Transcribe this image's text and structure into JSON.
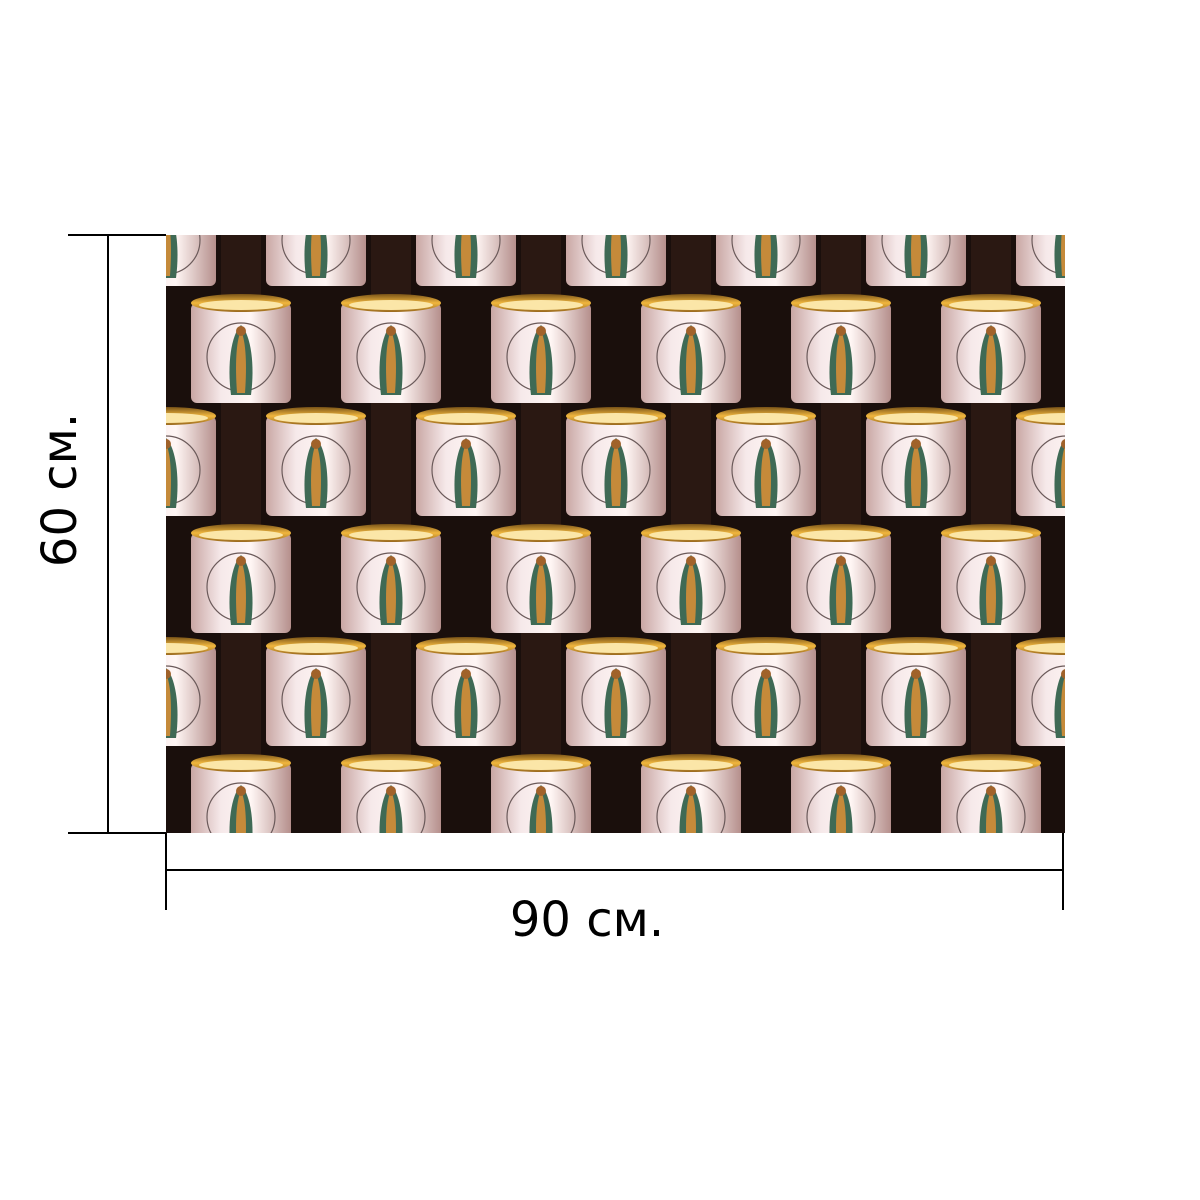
{
  "dimensions": {
    "height_label": "60 см.",
    "width_label": "90 см."
  }
}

###

__Direction__. Extract the entries in full, exactly as they are, minus the pictures.

__Worked solution__.
Transcribe this image's text and structure into JSON.
{
  "dimensions": {
    "height_label": "60 см.",
    "width_label": "90 см."
  }
}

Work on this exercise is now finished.